Some records:
┄┄┄┄┄┄┄┄┄┄

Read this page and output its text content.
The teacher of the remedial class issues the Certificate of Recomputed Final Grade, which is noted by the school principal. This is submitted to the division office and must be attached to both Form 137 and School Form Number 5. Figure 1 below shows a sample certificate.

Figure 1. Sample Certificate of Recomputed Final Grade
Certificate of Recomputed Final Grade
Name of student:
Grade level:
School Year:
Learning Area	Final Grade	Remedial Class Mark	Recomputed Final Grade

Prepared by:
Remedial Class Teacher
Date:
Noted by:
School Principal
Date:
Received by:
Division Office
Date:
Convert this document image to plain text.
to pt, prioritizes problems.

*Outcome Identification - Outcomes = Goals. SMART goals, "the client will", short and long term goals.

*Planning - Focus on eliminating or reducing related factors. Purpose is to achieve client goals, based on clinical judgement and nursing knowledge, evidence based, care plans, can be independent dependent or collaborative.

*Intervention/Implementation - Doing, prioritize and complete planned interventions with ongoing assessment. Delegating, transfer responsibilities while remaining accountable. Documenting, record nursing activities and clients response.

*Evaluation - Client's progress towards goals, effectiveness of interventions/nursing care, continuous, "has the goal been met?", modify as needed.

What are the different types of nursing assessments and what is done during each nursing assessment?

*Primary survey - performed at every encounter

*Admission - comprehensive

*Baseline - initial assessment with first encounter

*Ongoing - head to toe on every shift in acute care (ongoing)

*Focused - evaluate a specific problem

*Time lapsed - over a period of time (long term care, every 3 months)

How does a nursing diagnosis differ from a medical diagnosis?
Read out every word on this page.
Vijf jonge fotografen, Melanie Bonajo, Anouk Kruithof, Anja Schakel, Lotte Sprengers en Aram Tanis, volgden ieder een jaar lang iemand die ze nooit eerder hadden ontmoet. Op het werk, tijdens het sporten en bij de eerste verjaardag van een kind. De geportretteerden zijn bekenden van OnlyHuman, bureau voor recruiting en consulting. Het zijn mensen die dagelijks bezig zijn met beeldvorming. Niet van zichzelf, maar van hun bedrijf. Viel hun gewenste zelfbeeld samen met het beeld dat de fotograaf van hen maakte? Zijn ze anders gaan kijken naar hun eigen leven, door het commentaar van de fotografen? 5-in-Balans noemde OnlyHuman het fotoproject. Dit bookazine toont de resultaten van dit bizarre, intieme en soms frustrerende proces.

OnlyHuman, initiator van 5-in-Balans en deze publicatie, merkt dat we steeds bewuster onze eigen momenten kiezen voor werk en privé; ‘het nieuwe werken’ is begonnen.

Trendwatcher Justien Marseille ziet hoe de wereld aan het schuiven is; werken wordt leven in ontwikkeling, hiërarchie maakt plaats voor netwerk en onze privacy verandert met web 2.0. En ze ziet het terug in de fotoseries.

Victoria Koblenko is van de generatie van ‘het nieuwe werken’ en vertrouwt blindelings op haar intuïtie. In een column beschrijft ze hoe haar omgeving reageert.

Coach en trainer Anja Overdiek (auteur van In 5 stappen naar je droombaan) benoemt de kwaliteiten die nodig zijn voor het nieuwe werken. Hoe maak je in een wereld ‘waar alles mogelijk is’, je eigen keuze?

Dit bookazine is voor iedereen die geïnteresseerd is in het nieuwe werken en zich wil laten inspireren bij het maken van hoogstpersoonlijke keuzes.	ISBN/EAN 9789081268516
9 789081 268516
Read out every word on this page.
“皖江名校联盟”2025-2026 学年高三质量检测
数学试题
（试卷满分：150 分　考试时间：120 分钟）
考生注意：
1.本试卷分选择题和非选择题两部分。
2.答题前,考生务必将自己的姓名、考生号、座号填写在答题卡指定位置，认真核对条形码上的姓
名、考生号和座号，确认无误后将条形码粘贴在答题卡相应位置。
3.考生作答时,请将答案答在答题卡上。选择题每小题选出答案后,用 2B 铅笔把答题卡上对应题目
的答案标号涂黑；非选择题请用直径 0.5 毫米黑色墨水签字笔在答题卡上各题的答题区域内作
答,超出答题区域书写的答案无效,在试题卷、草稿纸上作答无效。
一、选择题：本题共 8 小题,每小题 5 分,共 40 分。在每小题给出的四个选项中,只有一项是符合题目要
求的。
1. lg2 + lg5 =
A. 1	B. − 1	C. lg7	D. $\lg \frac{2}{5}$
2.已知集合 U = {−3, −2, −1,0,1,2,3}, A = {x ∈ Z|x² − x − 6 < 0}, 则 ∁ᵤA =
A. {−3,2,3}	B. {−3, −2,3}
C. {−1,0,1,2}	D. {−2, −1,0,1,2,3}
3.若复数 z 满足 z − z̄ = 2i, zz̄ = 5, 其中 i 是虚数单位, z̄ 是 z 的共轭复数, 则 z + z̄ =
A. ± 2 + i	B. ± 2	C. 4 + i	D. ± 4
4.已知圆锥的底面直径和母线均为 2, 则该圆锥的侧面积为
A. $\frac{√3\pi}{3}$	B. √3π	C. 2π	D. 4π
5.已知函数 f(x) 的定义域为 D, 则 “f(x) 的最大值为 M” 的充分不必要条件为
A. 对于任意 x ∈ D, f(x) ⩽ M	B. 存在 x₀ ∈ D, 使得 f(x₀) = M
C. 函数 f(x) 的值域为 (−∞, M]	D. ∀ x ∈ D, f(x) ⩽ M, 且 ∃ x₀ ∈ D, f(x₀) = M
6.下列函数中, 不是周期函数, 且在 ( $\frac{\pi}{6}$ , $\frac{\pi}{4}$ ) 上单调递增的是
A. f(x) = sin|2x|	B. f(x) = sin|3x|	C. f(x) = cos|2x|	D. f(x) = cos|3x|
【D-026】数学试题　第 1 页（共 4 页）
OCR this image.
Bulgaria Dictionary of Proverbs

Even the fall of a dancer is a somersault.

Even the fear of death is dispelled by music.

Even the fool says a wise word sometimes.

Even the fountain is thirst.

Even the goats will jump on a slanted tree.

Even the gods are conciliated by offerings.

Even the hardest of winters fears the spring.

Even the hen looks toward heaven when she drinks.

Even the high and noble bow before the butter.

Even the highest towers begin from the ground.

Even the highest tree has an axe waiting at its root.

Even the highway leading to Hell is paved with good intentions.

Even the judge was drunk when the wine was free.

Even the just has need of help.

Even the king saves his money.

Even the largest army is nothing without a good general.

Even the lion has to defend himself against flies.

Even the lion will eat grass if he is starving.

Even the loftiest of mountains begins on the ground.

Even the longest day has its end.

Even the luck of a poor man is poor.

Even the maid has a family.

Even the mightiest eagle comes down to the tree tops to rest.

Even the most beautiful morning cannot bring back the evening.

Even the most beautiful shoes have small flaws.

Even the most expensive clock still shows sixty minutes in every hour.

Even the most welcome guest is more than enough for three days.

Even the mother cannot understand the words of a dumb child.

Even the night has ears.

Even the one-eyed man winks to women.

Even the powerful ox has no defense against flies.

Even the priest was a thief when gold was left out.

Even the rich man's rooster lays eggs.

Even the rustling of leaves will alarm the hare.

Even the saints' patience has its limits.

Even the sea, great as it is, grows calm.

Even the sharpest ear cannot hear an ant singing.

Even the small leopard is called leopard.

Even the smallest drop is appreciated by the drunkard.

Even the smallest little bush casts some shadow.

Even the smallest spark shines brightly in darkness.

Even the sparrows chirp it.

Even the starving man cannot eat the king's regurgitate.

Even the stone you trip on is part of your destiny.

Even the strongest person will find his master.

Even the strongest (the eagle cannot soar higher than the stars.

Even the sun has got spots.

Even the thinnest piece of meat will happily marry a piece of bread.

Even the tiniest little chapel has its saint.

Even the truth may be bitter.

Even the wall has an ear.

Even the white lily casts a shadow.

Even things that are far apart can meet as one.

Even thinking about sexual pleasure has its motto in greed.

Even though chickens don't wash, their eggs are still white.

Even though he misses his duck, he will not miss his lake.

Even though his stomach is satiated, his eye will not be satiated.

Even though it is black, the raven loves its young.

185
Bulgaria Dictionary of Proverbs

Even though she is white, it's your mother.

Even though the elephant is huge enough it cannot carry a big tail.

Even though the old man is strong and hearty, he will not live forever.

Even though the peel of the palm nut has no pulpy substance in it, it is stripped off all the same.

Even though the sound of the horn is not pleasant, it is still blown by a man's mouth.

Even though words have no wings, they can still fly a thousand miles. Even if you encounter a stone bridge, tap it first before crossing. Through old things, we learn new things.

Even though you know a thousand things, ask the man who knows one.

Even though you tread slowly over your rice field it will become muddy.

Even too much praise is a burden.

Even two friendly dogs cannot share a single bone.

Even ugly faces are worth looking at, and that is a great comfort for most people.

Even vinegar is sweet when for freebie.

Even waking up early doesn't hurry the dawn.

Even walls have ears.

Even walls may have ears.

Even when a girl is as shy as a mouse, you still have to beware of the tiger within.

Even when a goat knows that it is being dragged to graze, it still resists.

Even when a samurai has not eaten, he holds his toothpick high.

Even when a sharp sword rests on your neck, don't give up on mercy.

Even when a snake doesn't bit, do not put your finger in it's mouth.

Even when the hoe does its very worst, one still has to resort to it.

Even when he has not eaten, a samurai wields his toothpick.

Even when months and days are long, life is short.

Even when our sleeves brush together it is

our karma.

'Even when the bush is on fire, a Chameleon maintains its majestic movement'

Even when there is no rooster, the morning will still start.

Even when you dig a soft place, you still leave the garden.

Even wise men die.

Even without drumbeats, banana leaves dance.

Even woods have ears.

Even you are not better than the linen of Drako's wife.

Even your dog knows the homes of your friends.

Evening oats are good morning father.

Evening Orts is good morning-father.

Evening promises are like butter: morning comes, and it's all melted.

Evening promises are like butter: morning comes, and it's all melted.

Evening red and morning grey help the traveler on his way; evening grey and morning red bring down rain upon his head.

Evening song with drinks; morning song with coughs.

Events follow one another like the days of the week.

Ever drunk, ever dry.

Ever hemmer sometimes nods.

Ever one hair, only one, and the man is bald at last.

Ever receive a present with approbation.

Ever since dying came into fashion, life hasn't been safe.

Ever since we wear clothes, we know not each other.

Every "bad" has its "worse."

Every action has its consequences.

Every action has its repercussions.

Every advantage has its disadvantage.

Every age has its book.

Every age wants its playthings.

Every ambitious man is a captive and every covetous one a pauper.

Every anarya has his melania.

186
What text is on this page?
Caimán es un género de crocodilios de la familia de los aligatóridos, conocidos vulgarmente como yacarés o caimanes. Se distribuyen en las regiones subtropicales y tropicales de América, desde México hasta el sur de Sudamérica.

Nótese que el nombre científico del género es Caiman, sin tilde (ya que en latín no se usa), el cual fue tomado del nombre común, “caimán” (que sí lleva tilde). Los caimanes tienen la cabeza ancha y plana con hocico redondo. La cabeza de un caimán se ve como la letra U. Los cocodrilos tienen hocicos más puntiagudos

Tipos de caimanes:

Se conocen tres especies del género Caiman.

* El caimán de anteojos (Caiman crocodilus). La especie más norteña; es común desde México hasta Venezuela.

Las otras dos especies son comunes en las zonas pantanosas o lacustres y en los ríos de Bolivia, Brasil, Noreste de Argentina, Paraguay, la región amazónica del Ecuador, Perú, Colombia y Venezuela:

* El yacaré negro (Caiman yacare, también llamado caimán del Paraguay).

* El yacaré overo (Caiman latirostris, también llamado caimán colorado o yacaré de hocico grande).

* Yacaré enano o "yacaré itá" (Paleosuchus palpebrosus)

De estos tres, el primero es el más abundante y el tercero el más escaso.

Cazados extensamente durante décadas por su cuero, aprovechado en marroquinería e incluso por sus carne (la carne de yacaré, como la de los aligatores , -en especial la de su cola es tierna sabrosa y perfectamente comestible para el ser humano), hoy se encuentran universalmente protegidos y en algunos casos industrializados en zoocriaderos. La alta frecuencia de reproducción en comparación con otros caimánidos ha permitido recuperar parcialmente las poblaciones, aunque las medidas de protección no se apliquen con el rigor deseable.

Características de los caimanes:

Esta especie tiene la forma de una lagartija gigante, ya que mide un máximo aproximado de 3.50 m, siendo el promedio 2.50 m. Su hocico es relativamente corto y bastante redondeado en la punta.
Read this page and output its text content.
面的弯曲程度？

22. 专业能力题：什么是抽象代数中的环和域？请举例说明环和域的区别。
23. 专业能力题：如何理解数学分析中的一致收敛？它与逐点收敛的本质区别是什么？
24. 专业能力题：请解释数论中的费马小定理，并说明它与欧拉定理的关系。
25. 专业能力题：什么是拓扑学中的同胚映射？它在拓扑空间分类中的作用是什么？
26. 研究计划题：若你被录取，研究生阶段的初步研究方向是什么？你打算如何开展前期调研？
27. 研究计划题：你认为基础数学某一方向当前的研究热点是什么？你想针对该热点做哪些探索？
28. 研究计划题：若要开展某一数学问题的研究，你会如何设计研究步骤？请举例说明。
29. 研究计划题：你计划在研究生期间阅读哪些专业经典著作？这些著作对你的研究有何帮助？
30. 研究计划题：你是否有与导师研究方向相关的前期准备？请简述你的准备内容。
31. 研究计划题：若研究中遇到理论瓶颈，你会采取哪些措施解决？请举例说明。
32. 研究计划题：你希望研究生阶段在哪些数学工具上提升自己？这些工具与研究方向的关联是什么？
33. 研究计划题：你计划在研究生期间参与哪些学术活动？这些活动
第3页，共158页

┄┄┄┄┄┄┄┄┄┄

What this task involves: Which lines hold the word "walls"? Show each one.

Task solution:
Even walls have ears.
Even walls may have ears.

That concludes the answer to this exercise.